Work instruction:
Lines with the word "farcen" are the answer; copy each of them from the data below.

[Records from a dataset]
◆ ◆ ◆ ◆

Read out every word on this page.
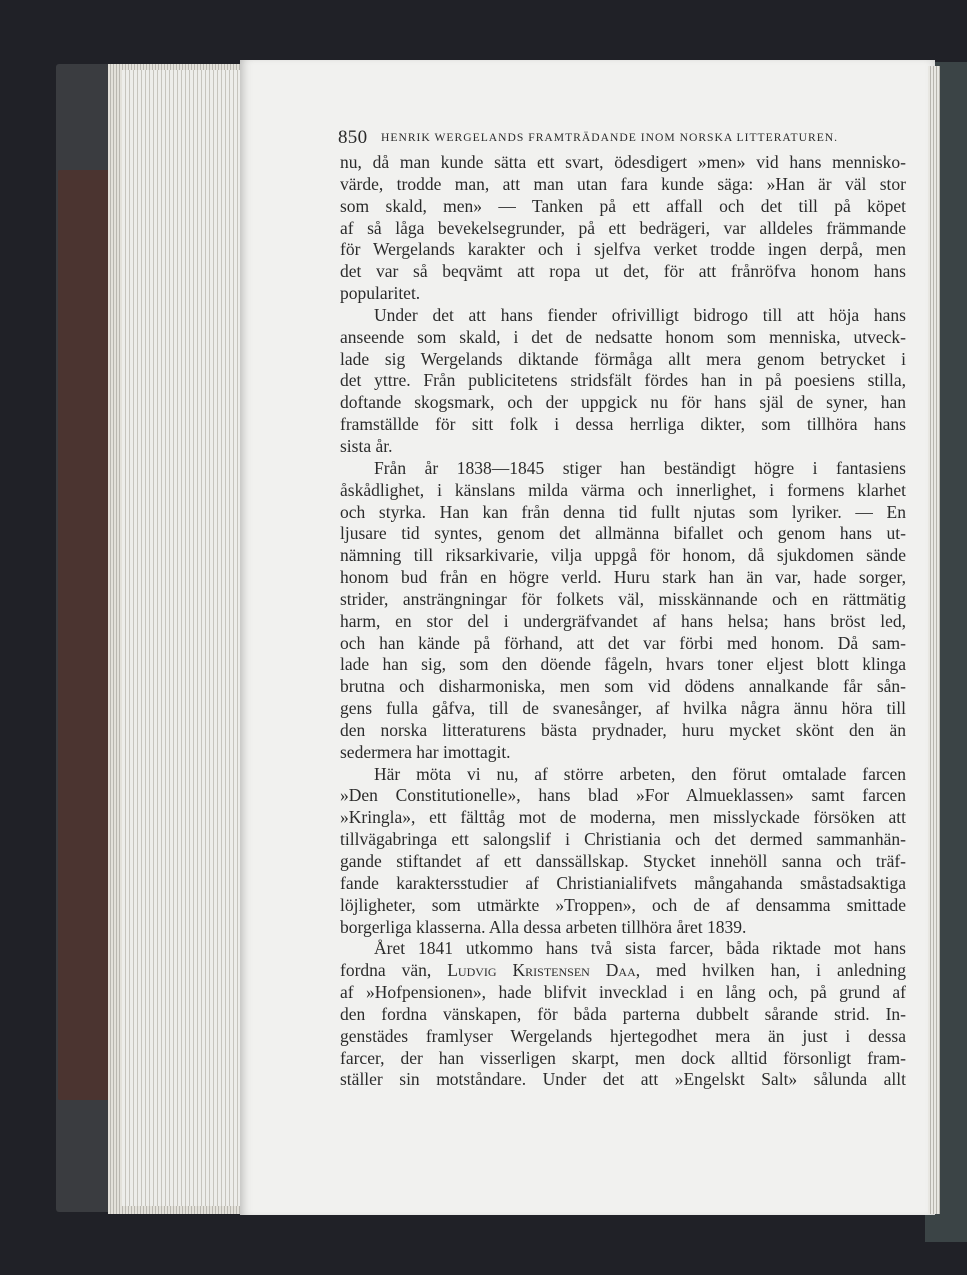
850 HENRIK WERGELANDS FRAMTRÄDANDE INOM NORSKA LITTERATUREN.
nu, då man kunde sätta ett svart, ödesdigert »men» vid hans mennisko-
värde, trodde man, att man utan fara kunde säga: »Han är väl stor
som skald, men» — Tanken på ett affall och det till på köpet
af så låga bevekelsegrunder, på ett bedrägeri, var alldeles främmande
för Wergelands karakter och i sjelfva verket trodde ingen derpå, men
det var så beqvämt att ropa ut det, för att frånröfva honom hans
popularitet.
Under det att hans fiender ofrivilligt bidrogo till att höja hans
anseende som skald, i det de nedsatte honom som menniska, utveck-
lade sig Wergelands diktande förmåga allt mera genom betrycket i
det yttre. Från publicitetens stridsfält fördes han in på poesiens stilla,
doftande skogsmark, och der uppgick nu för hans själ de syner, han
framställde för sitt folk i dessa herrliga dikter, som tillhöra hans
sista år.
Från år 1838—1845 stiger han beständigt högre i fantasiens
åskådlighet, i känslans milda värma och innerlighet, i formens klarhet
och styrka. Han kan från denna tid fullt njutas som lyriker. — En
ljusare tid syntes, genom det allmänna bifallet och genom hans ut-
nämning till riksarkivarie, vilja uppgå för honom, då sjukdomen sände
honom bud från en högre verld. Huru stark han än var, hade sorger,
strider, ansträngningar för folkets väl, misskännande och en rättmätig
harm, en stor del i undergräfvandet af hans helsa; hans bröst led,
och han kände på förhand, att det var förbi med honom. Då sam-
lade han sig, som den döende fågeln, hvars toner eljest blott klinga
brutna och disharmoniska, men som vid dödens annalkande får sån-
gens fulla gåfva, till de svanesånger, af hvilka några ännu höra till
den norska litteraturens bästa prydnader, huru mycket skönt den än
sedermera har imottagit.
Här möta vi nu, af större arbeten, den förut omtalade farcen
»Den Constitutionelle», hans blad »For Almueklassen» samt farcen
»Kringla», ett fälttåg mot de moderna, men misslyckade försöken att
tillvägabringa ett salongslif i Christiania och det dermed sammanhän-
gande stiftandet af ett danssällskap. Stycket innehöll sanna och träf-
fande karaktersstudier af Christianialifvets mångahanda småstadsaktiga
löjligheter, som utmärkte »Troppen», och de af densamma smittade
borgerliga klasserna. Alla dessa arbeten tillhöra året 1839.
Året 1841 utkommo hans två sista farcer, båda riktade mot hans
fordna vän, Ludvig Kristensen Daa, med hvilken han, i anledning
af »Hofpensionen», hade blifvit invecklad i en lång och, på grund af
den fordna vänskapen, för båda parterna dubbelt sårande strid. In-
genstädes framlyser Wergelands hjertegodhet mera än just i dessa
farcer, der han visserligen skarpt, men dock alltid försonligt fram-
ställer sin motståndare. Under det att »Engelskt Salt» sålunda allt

◆ ◆ ◆ ◆

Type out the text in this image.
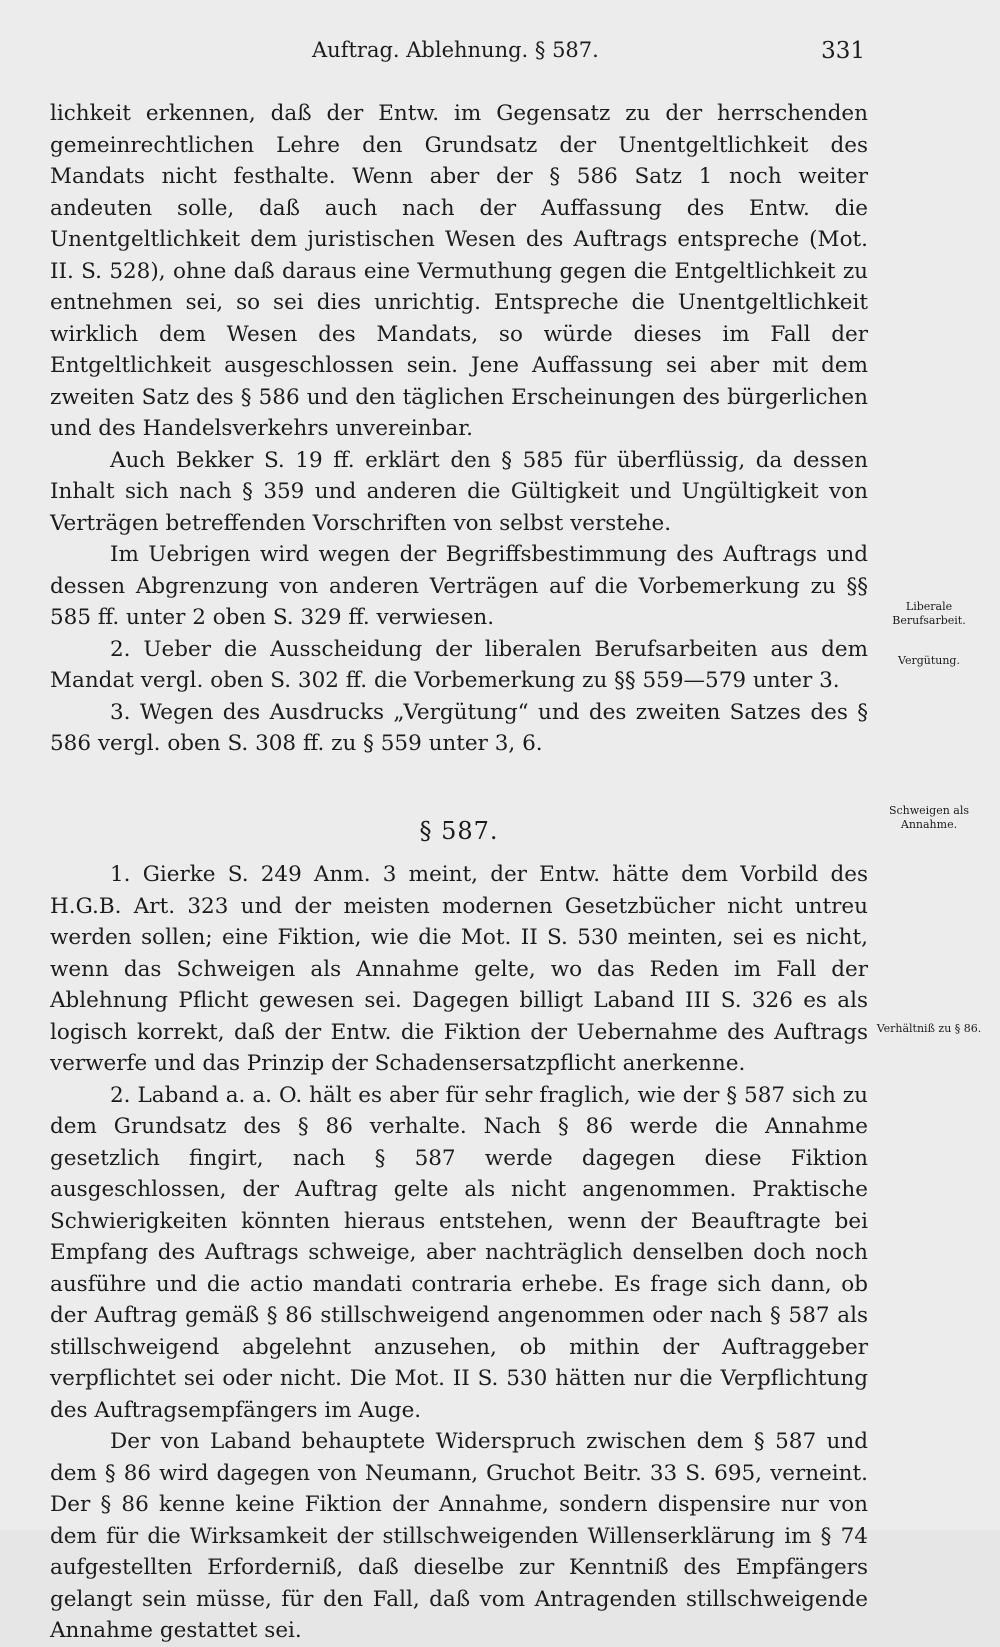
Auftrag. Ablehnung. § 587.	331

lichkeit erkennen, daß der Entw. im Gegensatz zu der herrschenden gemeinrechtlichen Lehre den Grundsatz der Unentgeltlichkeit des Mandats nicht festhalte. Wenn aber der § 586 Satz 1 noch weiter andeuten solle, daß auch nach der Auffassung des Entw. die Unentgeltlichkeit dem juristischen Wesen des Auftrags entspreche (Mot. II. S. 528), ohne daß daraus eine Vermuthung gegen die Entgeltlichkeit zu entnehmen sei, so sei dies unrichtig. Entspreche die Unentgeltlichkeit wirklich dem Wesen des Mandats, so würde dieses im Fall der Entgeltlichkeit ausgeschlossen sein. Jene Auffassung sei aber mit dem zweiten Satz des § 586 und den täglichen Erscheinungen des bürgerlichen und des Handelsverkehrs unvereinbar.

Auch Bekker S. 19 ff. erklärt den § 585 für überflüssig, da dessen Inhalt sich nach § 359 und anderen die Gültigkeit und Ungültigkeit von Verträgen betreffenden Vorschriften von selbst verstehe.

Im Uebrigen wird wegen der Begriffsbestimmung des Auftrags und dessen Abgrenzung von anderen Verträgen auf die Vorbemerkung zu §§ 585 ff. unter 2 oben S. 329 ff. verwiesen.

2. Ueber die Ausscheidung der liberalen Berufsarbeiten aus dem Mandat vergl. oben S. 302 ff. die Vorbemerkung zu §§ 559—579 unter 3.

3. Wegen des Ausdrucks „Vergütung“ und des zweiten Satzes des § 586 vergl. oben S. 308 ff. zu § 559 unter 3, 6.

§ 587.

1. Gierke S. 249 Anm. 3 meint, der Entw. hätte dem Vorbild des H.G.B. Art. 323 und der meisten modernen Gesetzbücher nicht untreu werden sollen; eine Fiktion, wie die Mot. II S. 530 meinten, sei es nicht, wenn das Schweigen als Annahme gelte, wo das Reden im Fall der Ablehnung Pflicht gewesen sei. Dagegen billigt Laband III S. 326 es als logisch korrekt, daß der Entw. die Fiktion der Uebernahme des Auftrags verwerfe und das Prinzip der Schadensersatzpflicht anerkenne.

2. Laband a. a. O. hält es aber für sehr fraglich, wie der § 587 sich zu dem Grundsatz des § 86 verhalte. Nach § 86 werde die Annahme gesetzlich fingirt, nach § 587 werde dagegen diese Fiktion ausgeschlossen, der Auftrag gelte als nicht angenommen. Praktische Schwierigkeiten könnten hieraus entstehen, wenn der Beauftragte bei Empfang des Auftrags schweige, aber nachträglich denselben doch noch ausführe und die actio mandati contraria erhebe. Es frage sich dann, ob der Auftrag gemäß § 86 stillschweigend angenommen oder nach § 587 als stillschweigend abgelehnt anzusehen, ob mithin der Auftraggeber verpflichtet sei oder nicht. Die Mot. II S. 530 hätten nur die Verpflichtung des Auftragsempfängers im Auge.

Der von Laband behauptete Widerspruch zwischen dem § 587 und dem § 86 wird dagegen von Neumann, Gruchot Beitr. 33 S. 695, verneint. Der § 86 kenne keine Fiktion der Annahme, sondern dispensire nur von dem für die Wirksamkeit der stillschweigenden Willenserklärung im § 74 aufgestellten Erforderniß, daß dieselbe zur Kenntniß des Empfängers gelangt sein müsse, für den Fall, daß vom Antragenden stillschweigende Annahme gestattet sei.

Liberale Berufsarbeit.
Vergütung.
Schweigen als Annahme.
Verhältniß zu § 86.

◆ ◆ ◆ ◆

Result:
Här möta vi nu, af större arbeten, den förut omtalade farcen
»Den Constitutionelle», hans blad »For Almueklassen» samt farcen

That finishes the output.